=== Work to complete ===
Filter the records for lines holding the string "Ctrl".

=== Records provided ===
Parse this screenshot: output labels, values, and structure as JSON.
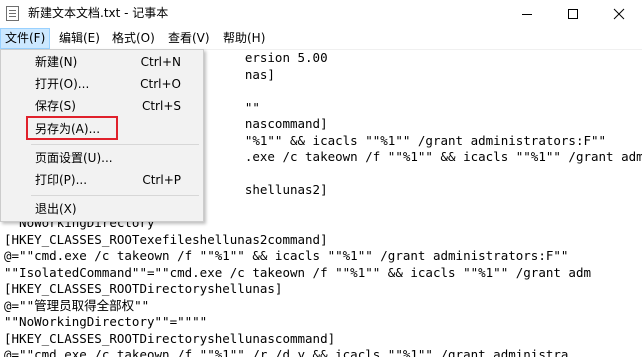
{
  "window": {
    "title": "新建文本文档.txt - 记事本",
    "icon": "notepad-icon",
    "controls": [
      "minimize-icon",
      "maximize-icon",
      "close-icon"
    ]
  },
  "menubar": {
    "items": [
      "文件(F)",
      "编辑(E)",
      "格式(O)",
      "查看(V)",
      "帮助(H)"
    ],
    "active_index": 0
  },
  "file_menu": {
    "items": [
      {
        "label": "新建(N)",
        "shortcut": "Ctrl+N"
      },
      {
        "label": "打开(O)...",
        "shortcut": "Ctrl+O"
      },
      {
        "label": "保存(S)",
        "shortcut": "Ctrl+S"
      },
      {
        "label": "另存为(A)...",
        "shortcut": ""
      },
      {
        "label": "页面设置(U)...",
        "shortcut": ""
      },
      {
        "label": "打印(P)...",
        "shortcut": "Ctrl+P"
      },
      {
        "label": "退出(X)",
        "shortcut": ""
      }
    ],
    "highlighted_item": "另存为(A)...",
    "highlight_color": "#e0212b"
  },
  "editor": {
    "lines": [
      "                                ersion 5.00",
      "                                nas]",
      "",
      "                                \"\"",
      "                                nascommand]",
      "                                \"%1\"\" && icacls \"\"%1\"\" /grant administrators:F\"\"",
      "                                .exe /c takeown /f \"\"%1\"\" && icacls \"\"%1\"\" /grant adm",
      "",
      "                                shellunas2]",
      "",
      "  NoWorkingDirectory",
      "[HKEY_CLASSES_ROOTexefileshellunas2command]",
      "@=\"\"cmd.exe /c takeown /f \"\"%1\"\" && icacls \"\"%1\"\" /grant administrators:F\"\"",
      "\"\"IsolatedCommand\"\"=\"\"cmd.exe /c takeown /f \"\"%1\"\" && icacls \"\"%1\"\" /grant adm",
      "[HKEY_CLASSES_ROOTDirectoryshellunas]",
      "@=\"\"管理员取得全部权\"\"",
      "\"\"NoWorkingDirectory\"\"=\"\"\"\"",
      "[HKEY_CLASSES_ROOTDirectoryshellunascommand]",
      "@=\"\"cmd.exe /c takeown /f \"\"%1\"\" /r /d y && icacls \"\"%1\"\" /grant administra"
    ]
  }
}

=== Correct output ===
        "shortcut": "Ctrl+N"
        "shortcut": "Ctrl+O"
        "shortcut": "Ctrl+S"
        "shortcut": "Ctrl+P"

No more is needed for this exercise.